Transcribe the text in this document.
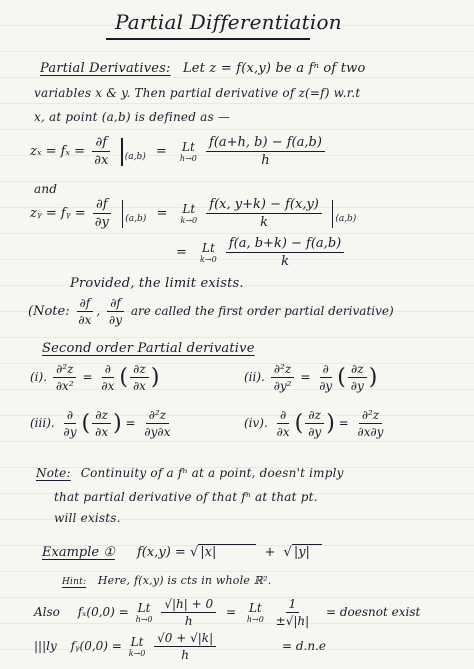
Partial Differentiation
Partial Derivatives: Let z = f(x,y) be a fⁿ of two
variables x & y. Then partial derivative of z(=f) w.r.t
x, at point (a,b) is defined as —
$z_x = f_x = \frac{\partial f}{\partial x} _{(a,b)} = Lt$
h→0
$\frac{f(a+h, b) - f(a,b)}{h}$
and
zᵧ = fᵧ = $\frac{\partial f}{\partial y} _{(a,b)} = Lt$
k→0
$\frac{f(x, y+k) - f(x,y)}{k} _{(a,b)}$
= Lt
k→0
$\frac{f(a, b+k) - f(a,b)}{k}$
Provided, the limit exists.
(Note: $\frac{\partial f}{\partial x}$ , $\frac{\partial f}{\partial y}$ are called the first order partial derivative)
Second order Partial derivative
(i). $\frac{\text{∂²z}}{\text{∂x²}} = \frac{\partial}{\partial x}$ ( $\frac{\partial z}{\partial x}$ )	(ii). $\frac{\text{∂²z}}{\text{∂y²}} = \frac{\partial}{\partial y}$ ( $\frac{\partial z}{\partial y}$ )
(iii). $\frac{\partial}{\partial y}$ ( $\frac{\partial z}{\partial x}$ ) = $\frac{\text{∂²z}}{\partial y\partial x}$	(iv). $\frac{\partial}{\partial x}$ ( $\frac{\partial z}{\partial y}$ ) = $\frac{\text{∂²z}}{\partial x\partial y}$
Note: Continuity of a fⁿ at a point, doesn't imply
that partial derivative of that fⁿ at that pt.
will exists.
Example ① f(x,y) = √ |x|	+ √ |y|
Hint: Here, f(x,y) is cts in whole ℝ².
Also fₓ(0,0) = Lt
h→0
$\frac{√|h| + 0}{h} = Lt$
h→0
$\frac{1}{\pm√|h|}$ = doesnot exist
|||ly fᵧ(0,0) = Lt
k→0
$\frac{√0 + √|k|}{h}$	= d.n.e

Exercise aim: Go through the data above and transcribe it in full, omitting any image.

Result of this task:
Transcribe the text in this document.
Partial Differentiation
Partial Derivatives: Let z = f(x,y) be a fⁿ of two
variables x & y. Then partial derivative of z(=f) w.r.t
x, at point (a,b) is defined as —
$z_x = f_x = \frac{\partial f}{\partial x} _{(a,b)} = Lt$
h→0
$\frac{f(a+h, b) - f(a,b)}{h}$
and
zᵧ = fᵧ = $\frac{\partial f}{\partial y} _{(a,b)} = Lt$
k→0
$\frac{f(x, y+k) - f(x,y)}{k} _{(a,b)}$
= Lt
k→0
$\frac{f(a, b+k) - f(a,b)}{k}$
Provided, the limit exists.
(Note: $\frac{\partial f}{\partial x}$ , $\frac{\partial f}{\partial y}$ are called the first order partial derivative)
Second order Partial derivative
(i). $\frac{\text{∂²z}}{\text{∂x²}} = \frac{\partial}{\partial x}$ ( $\frac{\partial z}{\partial x}$ )	(ii). $\frac{\text{∂²z}}{\text{∂y²}} = \frac{\partial}{\partial y}$ ( $\frac{\partial z}{\partial y}$ )
(iii). $\frac{\partial}{\partial y}$ ( $\frac{\partial z}{\partial x}$ ) = $\frac{\text{∂²z}}{\partial y\partial x}$	(iv). $\frac{\partial}{\partial x}$ ( $\frac{\partial z}{\partial y}$ ) = $\frac{\text{∂²z}}{\partial x\partial y}$
Note: Continuity of a fⁿ at a point, doesn't imply
that partial derivative of that fⁿ at that pt.
will exists.
Example ① f(x,y) = √ |x|	+ √ |y|
Hint: Here, f(x,y) is cts in whole ℝ².
Also fₓ(0,0) = Lt
h→0
$\frac{√|h| + 0}{h} = Lt$
h→0
$\frac{1}{\pm√|h|}$ = doesnot exist
|||ly fᵧ(0,0) = Lt
k→0
$\frac{√0 + √|k|}{h}$	= d.n.e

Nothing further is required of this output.